● **MATERIAL FOR THE TASK**
^^^^
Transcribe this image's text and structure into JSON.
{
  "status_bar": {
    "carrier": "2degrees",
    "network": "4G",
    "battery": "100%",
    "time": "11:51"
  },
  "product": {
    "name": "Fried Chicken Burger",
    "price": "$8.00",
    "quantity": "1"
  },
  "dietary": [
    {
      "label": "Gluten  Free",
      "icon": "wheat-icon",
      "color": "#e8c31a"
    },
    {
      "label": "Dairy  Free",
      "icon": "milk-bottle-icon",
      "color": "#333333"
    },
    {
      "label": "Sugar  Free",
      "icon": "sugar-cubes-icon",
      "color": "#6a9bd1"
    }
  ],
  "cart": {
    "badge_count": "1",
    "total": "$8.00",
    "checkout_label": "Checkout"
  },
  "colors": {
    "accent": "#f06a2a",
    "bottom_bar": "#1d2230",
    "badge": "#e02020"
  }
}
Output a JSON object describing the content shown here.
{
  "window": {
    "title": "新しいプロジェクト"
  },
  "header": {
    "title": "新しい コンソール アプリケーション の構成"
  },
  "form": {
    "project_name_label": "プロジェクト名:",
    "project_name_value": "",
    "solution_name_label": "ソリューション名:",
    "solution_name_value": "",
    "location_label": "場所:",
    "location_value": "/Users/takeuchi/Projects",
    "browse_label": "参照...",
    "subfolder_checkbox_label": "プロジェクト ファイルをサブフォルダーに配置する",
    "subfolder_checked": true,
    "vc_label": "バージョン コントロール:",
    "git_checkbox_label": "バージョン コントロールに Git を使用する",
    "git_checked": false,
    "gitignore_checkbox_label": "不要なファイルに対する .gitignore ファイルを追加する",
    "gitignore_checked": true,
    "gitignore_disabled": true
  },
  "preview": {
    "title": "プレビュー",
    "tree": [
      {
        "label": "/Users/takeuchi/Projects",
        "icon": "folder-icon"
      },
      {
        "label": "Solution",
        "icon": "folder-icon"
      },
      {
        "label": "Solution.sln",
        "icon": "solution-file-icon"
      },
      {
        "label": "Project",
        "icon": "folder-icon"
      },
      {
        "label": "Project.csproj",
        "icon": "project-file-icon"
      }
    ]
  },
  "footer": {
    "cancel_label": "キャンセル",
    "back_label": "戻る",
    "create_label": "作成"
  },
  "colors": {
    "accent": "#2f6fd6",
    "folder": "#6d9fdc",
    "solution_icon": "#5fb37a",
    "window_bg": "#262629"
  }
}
^^^^
● **GOAL**
Each line of the material must be restated exactly.

● **ANSWER TO THE PROBLEM**
Transcribe this image's text and structure into JSON.
{
  "status_bar": {
    "carrier": "2degrees",
    "network": "4G",
    "battery": "100%",
    "time": "11:51"
  },
  "product": {
    "name": "Fried Chicken Burger",
    "price": "$8.00",
    "quantity": "1"
  },
  "dietary": [
    {
      "label": "Gluten  Free",
      "icon": "wheat-icon",
      "color": "#e8c31a"
    },
    {
      "label": "Dairy  Free",
      "icon": "milk-bottle-icon",
      "color": "#333333"
    },
    {
      "label": "Sugar  Free",
      "icon": "sugar-cubes-icon",
      "color": "#6a9bd1"
    }
  ],
  "cart": {
    "badge_count": "1",
    "total": "$8.00",
    "checkout_label": "Checkout"
  },
  "colors": {
    "accent": "#f06a2a",
    "bottom_bar": "#1d2230",
    "badge": "#e02020"
  }
}
Output a JSON object describing the content shown here.
{
  "window": {
    "title": "新しいプロジェクト"
  },
  "header": {
    "title": "新しい コンソール アプリケーション の構成"
  },
  "form": {
    "project_name_label": "プロジェクト名:",
    "project_name_value": "",
    "solution_name_label": "ソリューション名:",
    "solution_name_value": "",
    "location_label": "場所:",
    "location_value": "/Users/takeuchi/Projects",
    "browse_label": "参照...",
    "subfolder_checkbox_label": "プロジェクト ファイルをサブフォルダーに配置する",
    "subfolder_checked": true,
    "vc_label": "バージョン コントロール:",
    "git_checkbox_label": "バージョン コントロールに Git を使用する",
    "git_checked": false,
    "gitignore_checkbox_label": "不要なファイルに対する .gitignore ファイルを追加する",
    "gitignore_checked": true,
    "gitignore_disabled": true
  },
  "preview": {
    "title": "プレビュー",
    "tree": [
      {
        "label": "/Users/takeuchi/Projects",
        "icon": "folder-icon"
      },
      {
        "label": "Solution",
        "icon": "folder-icon"
      },
      {
        "label": "Solution.sln",
        "icon": "solution-file-icon"
      },
      {
        "label": "Project",
        "icon": "folder-icon"
      },
      {
        "label": "Project.csproj",
        "icon": "project-file-icon"
      }
    ]
  },
  "footer": {
    "cancel_label": "キャンセル",
    "back_label": "戻る",
    "create_label": "作成"
  },
  "colors": {
    "accent": "#2f6fd6",
    "folder": "#6d9fdc",
    "solution_icon": "#5fb37a",
    "window_bg": "#262629"
  }
}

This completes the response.